Work out the number of lines in the listing that include the string "дополнительном". Reply with that number alone.

* BEGIN THE INPUT *

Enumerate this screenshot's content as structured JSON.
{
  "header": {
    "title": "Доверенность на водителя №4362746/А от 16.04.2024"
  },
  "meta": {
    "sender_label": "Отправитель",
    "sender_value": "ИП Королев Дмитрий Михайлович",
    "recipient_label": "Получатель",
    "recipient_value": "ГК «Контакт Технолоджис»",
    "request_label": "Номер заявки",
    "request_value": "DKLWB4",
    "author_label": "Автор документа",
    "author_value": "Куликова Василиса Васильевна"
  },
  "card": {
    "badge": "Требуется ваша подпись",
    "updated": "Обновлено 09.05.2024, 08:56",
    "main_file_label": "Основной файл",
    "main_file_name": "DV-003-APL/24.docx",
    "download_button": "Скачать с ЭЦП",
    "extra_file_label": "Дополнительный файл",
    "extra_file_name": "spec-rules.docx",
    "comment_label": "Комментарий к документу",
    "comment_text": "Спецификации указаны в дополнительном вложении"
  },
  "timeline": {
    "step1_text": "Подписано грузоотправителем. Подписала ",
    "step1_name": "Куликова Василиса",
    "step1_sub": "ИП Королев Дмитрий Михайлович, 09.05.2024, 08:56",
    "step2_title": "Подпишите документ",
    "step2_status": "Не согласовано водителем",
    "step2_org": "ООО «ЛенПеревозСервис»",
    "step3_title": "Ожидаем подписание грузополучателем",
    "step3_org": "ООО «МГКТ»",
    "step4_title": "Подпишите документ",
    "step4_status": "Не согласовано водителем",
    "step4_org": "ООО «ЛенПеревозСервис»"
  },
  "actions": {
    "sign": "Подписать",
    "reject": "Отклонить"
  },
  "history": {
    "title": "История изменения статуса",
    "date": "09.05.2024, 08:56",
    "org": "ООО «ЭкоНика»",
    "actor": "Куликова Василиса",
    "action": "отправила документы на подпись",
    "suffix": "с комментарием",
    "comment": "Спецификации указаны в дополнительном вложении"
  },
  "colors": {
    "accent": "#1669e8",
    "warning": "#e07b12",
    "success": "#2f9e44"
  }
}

* END THE INPUT *

> **COMPLETED TASK**:
2